:: SET EXERCISE ::
Copy every line from the data below in which the string "RUNNING" can be found.

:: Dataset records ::
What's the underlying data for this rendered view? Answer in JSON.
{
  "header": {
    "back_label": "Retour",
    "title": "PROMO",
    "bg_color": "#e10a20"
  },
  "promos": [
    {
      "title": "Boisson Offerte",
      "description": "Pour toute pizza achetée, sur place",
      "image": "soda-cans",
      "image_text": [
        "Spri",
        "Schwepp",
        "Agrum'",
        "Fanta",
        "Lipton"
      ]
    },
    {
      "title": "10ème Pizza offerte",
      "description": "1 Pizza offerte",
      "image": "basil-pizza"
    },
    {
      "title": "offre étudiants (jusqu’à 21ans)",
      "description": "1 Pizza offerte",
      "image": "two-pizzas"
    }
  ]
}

...

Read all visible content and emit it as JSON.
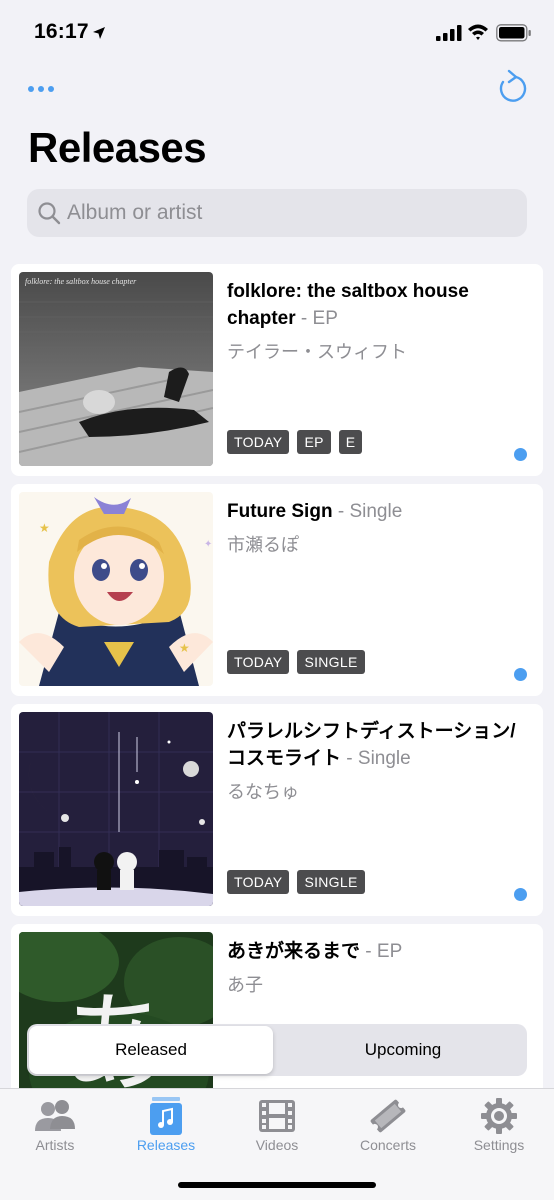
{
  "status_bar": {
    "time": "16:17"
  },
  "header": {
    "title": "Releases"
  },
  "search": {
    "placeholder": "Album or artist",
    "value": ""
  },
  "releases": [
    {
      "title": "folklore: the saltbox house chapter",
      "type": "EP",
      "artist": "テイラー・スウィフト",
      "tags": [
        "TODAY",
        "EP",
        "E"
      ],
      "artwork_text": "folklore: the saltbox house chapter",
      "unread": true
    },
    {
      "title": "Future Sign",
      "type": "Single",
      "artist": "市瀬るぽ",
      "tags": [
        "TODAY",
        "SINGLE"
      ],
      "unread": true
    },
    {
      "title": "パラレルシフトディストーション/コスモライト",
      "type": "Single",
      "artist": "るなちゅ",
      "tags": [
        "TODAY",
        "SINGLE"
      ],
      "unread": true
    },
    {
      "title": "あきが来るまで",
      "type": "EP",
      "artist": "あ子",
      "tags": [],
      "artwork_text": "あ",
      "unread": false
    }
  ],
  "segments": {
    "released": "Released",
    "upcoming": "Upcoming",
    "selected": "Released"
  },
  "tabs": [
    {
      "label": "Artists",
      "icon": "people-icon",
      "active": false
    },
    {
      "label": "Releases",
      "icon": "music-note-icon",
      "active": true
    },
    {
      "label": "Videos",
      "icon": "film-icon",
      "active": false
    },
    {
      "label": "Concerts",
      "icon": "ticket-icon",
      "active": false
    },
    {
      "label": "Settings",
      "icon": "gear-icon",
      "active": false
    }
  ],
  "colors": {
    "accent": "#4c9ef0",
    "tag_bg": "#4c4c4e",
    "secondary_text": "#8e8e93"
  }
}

==

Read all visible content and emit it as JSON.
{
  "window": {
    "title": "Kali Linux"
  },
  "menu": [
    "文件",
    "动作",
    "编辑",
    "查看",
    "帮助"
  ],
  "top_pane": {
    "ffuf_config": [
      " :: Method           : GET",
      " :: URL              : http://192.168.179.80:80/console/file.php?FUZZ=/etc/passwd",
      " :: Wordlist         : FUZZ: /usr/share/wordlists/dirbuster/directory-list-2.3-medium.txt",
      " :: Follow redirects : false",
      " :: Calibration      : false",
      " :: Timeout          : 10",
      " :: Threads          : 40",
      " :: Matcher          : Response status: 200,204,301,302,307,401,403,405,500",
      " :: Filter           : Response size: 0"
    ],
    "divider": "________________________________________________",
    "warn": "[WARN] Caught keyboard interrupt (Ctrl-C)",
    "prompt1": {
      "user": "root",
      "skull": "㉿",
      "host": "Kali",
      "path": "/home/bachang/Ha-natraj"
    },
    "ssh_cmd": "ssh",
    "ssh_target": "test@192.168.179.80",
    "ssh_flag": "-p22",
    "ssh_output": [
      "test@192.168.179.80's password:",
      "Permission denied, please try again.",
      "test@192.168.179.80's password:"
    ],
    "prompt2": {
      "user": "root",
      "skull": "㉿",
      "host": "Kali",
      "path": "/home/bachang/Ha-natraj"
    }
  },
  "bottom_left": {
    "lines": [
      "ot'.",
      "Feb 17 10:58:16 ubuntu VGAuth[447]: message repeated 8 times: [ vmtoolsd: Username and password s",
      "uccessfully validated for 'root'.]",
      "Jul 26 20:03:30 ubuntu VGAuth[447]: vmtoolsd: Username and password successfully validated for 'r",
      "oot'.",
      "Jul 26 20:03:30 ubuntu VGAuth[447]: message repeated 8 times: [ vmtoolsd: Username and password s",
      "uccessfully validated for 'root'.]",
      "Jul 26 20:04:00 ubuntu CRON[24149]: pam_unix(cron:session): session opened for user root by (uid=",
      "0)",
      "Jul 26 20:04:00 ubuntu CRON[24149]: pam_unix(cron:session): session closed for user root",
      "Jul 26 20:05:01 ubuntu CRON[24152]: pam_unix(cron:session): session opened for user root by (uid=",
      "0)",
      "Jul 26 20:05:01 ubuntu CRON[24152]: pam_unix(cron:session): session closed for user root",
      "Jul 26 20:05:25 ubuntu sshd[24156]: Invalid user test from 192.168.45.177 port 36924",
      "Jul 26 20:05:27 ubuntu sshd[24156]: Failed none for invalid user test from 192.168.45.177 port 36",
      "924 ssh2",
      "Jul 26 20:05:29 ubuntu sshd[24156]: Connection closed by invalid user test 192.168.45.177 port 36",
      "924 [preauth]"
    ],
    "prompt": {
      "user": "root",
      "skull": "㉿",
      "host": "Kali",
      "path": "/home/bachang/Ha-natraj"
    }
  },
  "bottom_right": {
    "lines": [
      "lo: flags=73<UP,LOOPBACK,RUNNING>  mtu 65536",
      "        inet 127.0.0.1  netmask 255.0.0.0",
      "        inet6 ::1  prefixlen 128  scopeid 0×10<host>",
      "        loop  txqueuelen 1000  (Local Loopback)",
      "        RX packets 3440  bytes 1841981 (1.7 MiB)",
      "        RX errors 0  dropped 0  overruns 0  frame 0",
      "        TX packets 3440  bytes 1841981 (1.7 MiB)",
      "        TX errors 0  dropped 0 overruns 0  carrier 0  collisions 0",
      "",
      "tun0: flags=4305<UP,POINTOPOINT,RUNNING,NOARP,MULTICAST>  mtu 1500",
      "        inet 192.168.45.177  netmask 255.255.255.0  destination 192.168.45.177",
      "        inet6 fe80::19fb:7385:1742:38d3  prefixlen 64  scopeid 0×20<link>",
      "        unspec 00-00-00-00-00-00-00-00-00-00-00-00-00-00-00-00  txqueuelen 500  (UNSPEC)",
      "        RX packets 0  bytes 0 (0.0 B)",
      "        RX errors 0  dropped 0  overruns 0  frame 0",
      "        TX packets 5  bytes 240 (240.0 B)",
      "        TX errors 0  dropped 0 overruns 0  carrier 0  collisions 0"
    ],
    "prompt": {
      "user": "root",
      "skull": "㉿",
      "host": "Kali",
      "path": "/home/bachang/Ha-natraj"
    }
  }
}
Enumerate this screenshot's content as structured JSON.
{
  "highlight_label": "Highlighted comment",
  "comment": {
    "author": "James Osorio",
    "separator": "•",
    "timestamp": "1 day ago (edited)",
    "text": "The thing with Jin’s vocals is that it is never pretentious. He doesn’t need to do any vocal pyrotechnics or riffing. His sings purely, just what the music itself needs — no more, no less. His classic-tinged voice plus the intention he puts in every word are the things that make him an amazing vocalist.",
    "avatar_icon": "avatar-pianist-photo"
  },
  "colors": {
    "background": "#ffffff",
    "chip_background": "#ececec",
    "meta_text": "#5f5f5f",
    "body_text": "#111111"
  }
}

:: TASK RESPONSE ::
      "lo: flags=73<UP,LOOPBACK,RUNNING>  mtu 65536",
      "tun0: flags=4305<UP,POINTOPOINT,RUNNING,NOARP,MULTICAST>  mtu 1500",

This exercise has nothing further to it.